PROBLEM DESCRIPTION ▸ Can you reproduce every line of the following entries verbatim, with nothing changed or left out?

DATASET ENTRIES ▸
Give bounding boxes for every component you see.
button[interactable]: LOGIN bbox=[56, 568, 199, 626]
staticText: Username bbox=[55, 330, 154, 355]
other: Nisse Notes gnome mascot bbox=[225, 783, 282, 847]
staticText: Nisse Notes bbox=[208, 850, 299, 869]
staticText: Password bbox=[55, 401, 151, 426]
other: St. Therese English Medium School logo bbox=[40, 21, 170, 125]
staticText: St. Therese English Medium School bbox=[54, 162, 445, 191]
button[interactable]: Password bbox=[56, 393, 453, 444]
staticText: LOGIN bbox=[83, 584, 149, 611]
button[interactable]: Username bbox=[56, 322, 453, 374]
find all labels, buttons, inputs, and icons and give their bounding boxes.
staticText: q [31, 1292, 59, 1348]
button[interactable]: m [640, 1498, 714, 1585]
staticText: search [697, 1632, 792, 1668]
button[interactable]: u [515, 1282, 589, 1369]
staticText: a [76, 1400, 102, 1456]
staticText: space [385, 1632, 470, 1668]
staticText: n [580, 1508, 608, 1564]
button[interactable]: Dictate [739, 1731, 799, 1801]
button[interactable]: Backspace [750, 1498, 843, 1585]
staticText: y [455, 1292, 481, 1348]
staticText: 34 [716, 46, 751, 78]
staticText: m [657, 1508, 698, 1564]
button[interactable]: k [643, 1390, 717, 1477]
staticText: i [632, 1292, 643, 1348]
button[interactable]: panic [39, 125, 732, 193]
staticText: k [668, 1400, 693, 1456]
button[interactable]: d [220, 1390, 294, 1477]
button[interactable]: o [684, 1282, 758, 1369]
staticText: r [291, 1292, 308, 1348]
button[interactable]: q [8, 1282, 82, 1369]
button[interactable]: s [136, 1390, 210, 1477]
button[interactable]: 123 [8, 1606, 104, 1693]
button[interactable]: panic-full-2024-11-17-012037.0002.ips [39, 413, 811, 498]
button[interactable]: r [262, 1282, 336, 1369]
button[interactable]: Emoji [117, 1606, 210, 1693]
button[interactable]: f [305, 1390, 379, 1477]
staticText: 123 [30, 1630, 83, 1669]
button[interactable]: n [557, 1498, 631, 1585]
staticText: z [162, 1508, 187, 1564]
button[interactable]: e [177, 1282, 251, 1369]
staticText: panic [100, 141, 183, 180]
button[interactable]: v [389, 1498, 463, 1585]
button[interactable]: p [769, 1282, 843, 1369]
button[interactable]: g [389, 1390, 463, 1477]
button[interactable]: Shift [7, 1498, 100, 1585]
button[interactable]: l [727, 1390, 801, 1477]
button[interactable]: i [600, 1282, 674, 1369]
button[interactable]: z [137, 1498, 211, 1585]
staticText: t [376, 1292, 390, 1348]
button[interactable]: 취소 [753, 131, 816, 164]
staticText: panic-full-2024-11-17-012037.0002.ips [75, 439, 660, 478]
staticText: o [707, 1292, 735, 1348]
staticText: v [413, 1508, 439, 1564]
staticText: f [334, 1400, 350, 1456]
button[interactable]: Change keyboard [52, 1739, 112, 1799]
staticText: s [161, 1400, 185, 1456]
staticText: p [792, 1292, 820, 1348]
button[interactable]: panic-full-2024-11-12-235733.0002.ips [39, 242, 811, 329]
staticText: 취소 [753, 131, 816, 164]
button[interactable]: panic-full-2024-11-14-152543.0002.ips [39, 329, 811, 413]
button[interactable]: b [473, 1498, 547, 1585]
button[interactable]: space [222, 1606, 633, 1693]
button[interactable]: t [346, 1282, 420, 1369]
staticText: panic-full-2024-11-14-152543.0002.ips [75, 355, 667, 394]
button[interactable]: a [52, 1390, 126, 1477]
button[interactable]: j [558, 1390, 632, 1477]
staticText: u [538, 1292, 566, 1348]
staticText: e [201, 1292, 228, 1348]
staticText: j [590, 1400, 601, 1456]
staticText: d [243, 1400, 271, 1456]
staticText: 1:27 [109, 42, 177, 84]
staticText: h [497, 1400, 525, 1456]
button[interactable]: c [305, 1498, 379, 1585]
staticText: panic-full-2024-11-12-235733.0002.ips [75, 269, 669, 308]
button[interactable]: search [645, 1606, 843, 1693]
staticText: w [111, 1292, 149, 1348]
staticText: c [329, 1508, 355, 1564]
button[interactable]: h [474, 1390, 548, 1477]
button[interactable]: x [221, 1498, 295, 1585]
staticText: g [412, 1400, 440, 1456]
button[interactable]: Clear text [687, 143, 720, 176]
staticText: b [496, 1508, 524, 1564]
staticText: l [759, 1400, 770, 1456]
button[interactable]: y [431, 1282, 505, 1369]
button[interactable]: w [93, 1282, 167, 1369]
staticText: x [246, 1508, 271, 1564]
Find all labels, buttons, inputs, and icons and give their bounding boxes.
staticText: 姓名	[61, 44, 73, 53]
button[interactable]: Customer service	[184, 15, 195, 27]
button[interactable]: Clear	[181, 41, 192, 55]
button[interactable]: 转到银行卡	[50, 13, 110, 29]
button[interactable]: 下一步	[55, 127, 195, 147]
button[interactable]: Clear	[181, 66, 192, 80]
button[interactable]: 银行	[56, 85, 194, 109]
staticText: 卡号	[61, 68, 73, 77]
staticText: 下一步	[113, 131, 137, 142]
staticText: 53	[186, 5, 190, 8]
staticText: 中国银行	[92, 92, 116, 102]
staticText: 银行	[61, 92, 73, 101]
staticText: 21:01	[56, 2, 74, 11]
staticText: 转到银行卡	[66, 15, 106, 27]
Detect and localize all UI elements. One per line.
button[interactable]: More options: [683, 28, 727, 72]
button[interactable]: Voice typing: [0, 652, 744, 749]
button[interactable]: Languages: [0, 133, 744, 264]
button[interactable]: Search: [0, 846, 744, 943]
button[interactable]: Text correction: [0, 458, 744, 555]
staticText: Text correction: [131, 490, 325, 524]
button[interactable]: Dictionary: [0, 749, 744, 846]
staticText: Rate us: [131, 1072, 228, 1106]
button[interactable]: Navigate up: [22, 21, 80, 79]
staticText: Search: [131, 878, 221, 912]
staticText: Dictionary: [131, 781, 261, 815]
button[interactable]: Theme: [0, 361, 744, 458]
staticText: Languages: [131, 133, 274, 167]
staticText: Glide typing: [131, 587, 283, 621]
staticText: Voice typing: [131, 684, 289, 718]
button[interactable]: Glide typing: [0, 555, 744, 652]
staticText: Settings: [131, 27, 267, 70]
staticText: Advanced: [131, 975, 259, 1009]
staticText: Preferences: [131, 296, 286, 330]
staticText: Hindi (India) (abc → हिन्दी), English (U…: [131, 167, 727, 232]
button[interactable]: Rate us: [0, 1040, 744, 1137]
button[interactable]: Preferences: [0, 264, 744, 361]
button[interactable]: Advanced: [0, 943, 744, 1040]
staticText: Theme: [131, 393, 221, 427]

TASK SOLUTION ▸
Give bounding boxes for every component you see.
button[interactable]: LOGIN bbox=[56, 568, 199, 626]
staticText: Username bbox=[55, 330, 154, 355]
other: Nisse Notes gnome mascot bbox=[225, 783, 282, 847]
staticText: Nisse Notes bbox=[208, 850, 299, 869]
staticText: Password bbox=[55, 401, 151, 426]
other: St. Therese English Medium School logo bbox=[40, 21, 170, 125]
staticText: St. Therese English Medium School bbox=[54, 162, 445, 191]
button[interactable]: Password bbox=[56, 393, 453, 444]
staticText: LOGIN bbox=[83, 584, 149, 611]
button[interactable]: Username bbox=[56, 322, 453, 374]
find all labels, buttons, inputs, and icons and give their bounding boxes.
staticText: q [31, 1292, 59, 1348]
button[interactable]: m [640, 1498, 714, 1585]
staticText: search [697, 1632, 792, 1668]
button[interactable]: u [515, 1282, 589, 1369]
staticText: a [76, 1400, 102, 1456]
staticText: space [385, 1632, 470, 1668]
staticText: n [580, 1508, 608, 1564]
button[interactable]: Dictate [739, 1731, 799, 1801]
button[interactable]: Backspace [750, 1498, 843, 1585]
staticText: y [455, 1292, 481, 1348]
staticText: 34 [716, 46, 751, 78]
staticText: m [657, 1508, 698, 1564]
button[interactable]: k [643, 1390, 717, 1477]
staticText: i [632, 1292, 643, 1348]
button[interactable]: panic [39, 125, 732, 193]
staticText: k [668, 1400, 693, 1456]
button[interactable]: d [220, 1390, 294, 1477]
button[interactable]: o [684, 1282, 758, 1369]
staticText: r [291, 1292, 308, 1348]
button[interactable]: q [8, 1282, 82, 1369]
button[interactable]: s [136, 1390, 210, 1477]
button[interactable]: 123 [8, 1606, 104, 1693]
button[interactable]: panic-full-2024-11-17-012037.0002.ips [39, 413, 811, 498]
button[interactable]: r [262, 1282, 336, 1369]
button[interactable]: Emoji [117, 1606, 210, 1693]
button[interactable]: f [305, 1390, 379, 1477]
staticText: 123 [30, 1630, 83, 1669]
button[interactable]: n [557, 1498, 631, 1585]
staticText: z [162, 1508, 187, 1564]
button[interactable]: e [177, 1282, 251, 1369]
staticText: panic [100, 141, 183, 180]
button[interactable]: v [389, 1498, 463, 1585]
button[interactable]: p [769, 1282, 843, 1369]
button[interactable]: g [389, 1390, 463, 1477]
button[interactable]: Shift [7, 1498, 100, 1585]
button[interactable]: l [727, 1390, 801, 1477]
button[interactable]: i [600, 1282, 674, 1369]
button[interactable]: z [137, 1498, 211, 1585]
staticText: t [376, 1292, 390, 1348]
button[interactable]: 취소 [753, 131, 816, 164]
staticText: panic-full-2024-11-17-012037.0002.ips [75, 439, 660, 478]
staticText: o [707, 1292, 735, 1348]
staticText: v [413, 1508, 439, 1564]
staticText: f [334, 1400, 350, 1456]
button[interactable]: Change keyboard [52, 1739, 112, 1799]
staticText: s [161, 1400, 185, 1456]
staticText: p [792, 1292, 820, 1348]
button[interactable]: panic-full-2024-11-12-235733.0002.ips [39, 242, 811, 329]
staticText: 취소 [753, 131, 816, 164]
button[interactable]: panic-full-2024-11-14-152543.0002.ips [39, 329, 811, 413]
button[interactable]: b [473, 1498, 547, 1585]
button[interactable]: space [222, 1606, 633, 1693]
button[interactable]: t [346, 1282, 420, 1369]
staticText: panic-full-2024-11-14-152543.0002.ips [75, 355, 667, 394]
button[interactable]: a [52, 1390, 126, 1477]
button[interactable]: j [558, 1390, 632, 1477]
staticText: u [538, 1292, 566, 1348]
staticText: e [201, 1292, 228, 1348]
staticText: j [590, 1400, 601, 1456]
staticText: d [243, 1400, 271, 1456]
staticText: 1:27 [109, 42, 177, 84]
staticText: h [497, 1400, 525, 1456]
button[interactable]: c [305, 1498, 379, 1585]
staticText: panic-full-2024-11-12-235733.0002.ips [75, 269, 669, 308]
button[interactable]: search [645, 1606, 843, 1693]
staticText: w [111, 1292, 149, 1348]
staticText: c [329, 1508, 355, 1564]
button[interactable]: h [474, 1390, 548, 1477]
button[interactable]: x [221, 1498, 295, 1585]
staticText: g [412, 1400, 440, 1456]
button[interactable]: Clear text [687, 143, 720, 176]
staticText: b [496, 1508, 524, 1564]
staticText: l [759, 1400, 770, 1456]
button[interactable]: y [431, 1282, 505, 1369]
button[interactable]: w [93, 1282, 167, 1369]
staticText: x [246, 1508, 271, 1564]
Find all labels, buttons, inputs, and icons and give their bounding boxes.
staticText: 姓名	[61, 44, 73, 53]
button[interactable]: Customer service	[184, 15, 195, 27]
button[interactable]: Clear	[181, 41, 192, 55]
button[interactable]: 转到银行卡	[50, 13, 110, 29]
button[interactable]: 下一步	[55, 127, 195, 147]
button[interactable]: Clear	[181, 66, 192, 80]
button[interactable]: 银行	[56, 85, 194, 109]
staticText: 卡号	[61, 68, 73, 77]
staticText: 下一步	[113, 131, 137, 142]
staticText: 53	[186, 5, 190, 8]
staticText: 中国银行	[92, 92, 116, 102]
staticText: 银行	[61, 92, 73, 101]
staticText: 21:01	[56, 2, 74, 11]
staticText: 转到银行卡	[66, 15, 106, 27]
Detect and localize all UI elements. One per line.
button[interactable]: More options: [683, 28, 727, 72]
button[interactable]: Voice typing: [0, 652, 744, 749]
button[interactable]: Languages: [0, 133, 744, 264]
button[interactable]: Search: [0, 846, 744, 943]
button[interactable]: Text correction: [0, 458, 744, 555]
staticText: Text correction: [131, 490, 325, 524]
button[interactable]: Dictionary: [0, 749, 744, 846]
staticText: Rate us: [131, 1072, 228, 1106]
button[interactable]: Navigate up: [22, 21, 80, 79]
staticText: Search: [131, 878, 221, 912]
staticText: Dictionary: [131, 781, 261, 815]
button[interactable]: Theme: [0, 361, 744, 458]
staticText: Languages: [131, 133, 274, 167]
staticText: Glide typing: [131, 587, 283, 621]
staticText: Voice typing: [131, 684, 289, 718]
button[interactable]: Glide typing: [0, 555, 744, 652]
staticText: Settings: [131, 27, 267, 70]
staticText: Advanced: [131, 975, 259, 1009]
staticText: Preferences: [131, 296, 286, 330]
staticText: Hindi (India) (abc → हिन्दी), English (U…: [131, 167, 727, 232]
button[interactable]: Rate us: [0, 1040, 744, 1137]
button[interactable]: Preferences: [0, 264, 744, 361]
button[interactable]: Advanced: [0, 943, 744, 1040]
staticText: Theme: [131, 393, 221, 427]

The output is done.